> **Stated goal**: Copy out every record below with complete accuracy.

> **Exercise material**:

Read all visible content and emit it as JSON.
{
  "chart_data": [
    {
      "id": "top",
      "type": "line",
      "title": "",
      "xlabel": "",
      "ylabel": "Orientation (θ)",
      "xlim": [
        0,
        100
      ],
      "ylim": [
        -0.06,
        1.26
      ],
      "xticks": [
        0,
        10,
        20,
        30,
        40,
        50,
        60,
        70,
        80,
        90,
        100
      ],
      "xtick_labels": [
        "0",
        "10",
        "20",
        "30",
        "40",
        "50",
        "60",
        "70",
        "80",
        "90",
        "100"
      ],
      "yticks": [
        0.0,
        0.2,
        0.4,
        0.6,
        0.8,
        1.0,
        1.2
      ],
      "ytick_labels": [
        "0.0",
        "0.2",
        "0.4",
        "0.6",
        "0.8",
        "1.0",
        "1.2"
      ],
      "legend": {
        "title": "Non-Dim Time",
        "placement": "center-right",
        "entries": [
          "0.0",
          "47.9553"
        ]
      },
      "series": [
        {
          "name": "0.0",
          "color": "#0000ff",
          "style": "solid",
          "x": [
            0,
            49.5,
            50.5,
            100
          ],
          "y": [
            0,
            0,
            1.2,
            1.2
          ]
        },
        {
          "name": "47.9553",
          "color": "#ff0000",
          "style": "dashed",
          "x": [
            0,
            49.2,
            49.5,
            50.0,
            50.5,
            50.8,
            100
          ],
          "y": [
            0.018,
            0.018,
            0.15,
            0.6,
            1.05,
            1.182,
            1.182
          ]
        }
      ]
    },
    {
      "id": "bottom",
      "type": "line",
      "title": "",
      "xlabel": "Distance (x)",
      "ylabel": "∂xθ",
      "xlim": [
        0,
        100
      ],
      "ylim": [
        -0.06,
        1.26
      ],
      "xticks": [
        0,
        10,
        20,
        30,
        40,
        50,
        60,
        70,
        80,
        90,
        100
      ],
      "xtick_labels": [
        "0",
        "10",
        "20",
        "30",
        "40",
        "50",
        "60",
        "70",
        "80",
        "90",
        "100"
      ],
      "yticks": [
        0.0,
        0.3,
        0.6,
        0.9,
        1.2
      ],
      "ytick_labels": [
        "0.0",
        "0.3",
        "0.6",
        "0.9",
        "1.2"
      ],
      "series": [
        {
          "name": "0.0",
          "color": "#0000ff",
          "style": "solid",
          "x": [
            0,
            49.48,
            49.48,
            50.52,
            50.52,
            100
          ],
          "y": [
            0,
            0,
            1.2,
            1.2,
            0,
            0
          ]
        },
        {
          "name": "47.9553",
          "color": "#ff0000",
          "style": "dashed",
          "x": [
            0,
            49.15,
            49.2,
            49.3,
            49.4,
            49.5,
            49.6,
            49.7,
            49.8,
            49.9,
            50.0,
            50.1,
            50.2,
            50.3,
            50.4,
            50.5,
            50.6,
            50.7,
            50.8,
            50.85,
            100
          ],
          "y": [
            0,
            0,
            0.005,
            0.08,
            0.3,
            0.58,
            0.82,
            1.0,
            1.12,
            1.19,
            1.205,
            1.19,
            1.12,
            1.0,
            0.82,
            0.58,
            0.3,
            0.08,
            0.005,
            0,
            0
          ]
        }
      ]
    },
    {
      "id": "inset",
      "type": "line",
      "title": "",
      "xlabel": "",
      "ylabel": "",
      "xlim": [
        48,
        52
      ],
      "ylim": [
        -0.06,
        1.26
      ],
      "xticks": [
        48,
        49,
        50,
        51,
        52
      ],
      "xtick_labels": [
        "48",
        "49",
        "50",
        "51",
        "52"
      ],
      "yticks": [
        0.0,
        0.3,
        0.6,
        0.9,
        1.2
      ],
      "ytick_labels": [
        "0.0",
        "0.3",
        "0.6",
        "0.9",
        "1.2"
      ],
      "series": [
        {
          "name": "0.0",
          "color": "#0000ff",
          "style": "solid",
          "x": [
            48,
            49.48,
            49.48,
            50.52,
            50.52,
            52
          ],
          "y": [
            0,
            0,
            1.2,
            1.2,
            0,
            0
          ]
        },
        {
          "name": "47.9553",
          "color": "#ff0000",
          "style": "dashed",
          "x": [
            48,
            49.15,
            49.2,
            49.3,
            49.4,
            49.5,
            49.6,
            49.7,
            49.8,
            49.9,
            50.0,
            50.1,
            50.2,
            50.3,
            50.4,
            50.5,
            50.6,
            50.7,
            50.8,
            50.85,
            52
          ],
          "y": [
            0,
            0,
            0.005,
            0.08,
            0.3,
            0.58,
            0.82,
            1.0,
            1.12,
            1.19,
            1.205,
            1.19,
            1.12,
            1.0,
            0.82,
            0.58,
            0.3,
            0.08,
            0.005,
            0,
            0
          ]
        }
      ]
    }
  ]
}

> **Output of the exercise**:
Read all visible content and emit it as JSON.
{
  "chart_data": [
    {
      "id": "top",
      "type": "line",
      "title": "",
      "xlabel": "",
      "ylabel": "Orientation (θ)",
      "xlim": [
        0,
        100
      ],
      "ylim": [
        -0.06,
        1.26
      ],
      "xticks": [
        0,
        10,
        20,
        30,
        40,
        50,
        60,
        70,
        80,
        90,
        100
      ],
      "xtick_labels": [
        "0",
        "10",
        "20",
        "30",
        "40",
        "50",
        "60",
        "70",
        "80",
        "90",
        "100"
      ],
      "yticks": [
        0.0,
        0.2,
        0.4,
        0.6,
        0.8,
        1.0,
        1.2
      ],
      "ytick_labels": [
        "0.0",
        "0.2",
        "0.4",
        "0.6",
        "0.8",
        "1.0",
        "1.2"
      ],
      "legend": {
        "title": "Non-Dim Time",
        "placement": "center-right",
        "entries": [
          "0.0",
          "47.9553"
        ]
      },
      "series": [
        {
          "name": "0.0",
          "color": "#0000ff",
          "style": "solid",
          "x": [
            0,
            49.5,
            50.5,
            100
          ],
          "y": [
            0,
            0,
            1.2,
            1.2
          ]
        },
        {
          "name": "47.9553",
          "color": "#ff0000",
          "style": "dashed",
          "x": [
            0,
            49.2,
            49.5,
            50.0,
            50.5,
            50.8,
            100
          ],
          "y": [
            0.018,
            0.018,
            0.15,
            0.6,
            1.05,
            1.182,
            1.182
          ]
        }
      ]
    },
    {
      "id": "bottom",
      "type": "line",
      "title": "",
      "xlabel": "Distance (x)",
      "ylabel": "∂xθ",
      "xlim": [
        0,
        100
      ],
      "ylim": [
        -0.06,
        1.26
      ],
      "xticks": [
        0,
        10,
        20,
        30,
        40,
        50,
        60,
        70,
        80,
        90,
        100
      ],
      "xtick_labels": [
        "0",
        "10",
        "20",
        "30",
        "40",
        "50",
        "60",
        "70",
        "80",
        "90",
        "100"
      ],
      "yticks": [
        0.0,
        0.3,
        0.6,
        0.9,
        1.2
      ],
      "ytick_labels": [
        "0.0",
        "0.3",
        "0.6",
        "0.9",
        "1.2"
      ],
      "series": [
        {
          "name": "0.0",
          "color": "#0000ff",
          "style": "solid",
          "x": [
            0,
            49.48,
            49.48,
            50.52,
            50.52,
            100
          ],
          "y": [
            0,
            0,
            1.2,
            1.2,
            0,
            0
          ]
        },
        {
          "name": "47.9553",
          "color": "#ff0000",
          "style": "dashed",
          "x": [
            0,
            49.15,
            49.2,
            49.3,
            49.4,
            49.5,
            49.6,
            49.7,
            49.8,
            49.9,
            50.0,
            50.1,
            50.2,
            50.3,
            50.4,
            50.5,
            50.6,
            50.7,
            50.8,
            50.85,
            100
          ],
          "y": [
            0,
            0,
            0.005,
            0.08,
            0.3,
            0.58,
            0.82,
            1.0,
            1.12,
            1.19,
            1.205,
            1.19,
            1.12,
            1.0,
            0.82,
            0.58,
            0.3,
            0.08,
            0.005,
            0,
            0
          ]
        }
      ]
    },
    {
      "id": "inset",
      "type": "line",
      "title": "",
      "xlabel": "",
      "ylabel": "",
      "xlim": [
        48,
        52
      ],
      "ylim": [
        -0.06,
        1.26
      ],
      "xticks": [
        48,
        49,
        50,
        51,
        52
      ],
      "xtick_labels": [
        "48",
        "49",
        "50",
        "51",
        "52"
      ],
      "yticks": [
        0.0,
        0.3,
        0.6,
        0.9,
        1.2
      ],
      "ytick_labels": [
        "0.0",
        "0.3",
        "0.6",
        "0.9",
        "1.2"
      ],
      "series": [
        {
          "name": "0.0",
          "color": "#0000ff",
          "style": "solid",
          "x": [
            48,
            49.48,
            49.48,
            50.52,
            50.52,
            52
          ],
          "y": [
            0,
            0,
            1.2,
            1.2,
            0,
            0
          ]
        },
        {
          "name": "47.9553",
          "color": "#ff0000",
          "style": "dashed",
          "x": [
            48,
            49.15,
            49.2,
            49.3,
            49.4,
            49.5,
            49.6,
            49.7,
            49.8,
            49.9,
            50.0,
            50.1,
            50.2,
            50.3,
            50.4,
            50.5,
            50.6,
            50.7,
            50.8,
            50.85,
            52
          ],
          "y": [
            0,
            0,
            0.005,
            0.08,
            0.3,
            0.58,
            0.82,
            1.0,
            1.12,
            1.19,
            1.205,
            1.19,
            1.12,
            1.0,
            0.82,
            0.58,
            0.3,
            0.08,
            0.005,
            0,
            0
          ]
        }
      ]
    }
  ]
}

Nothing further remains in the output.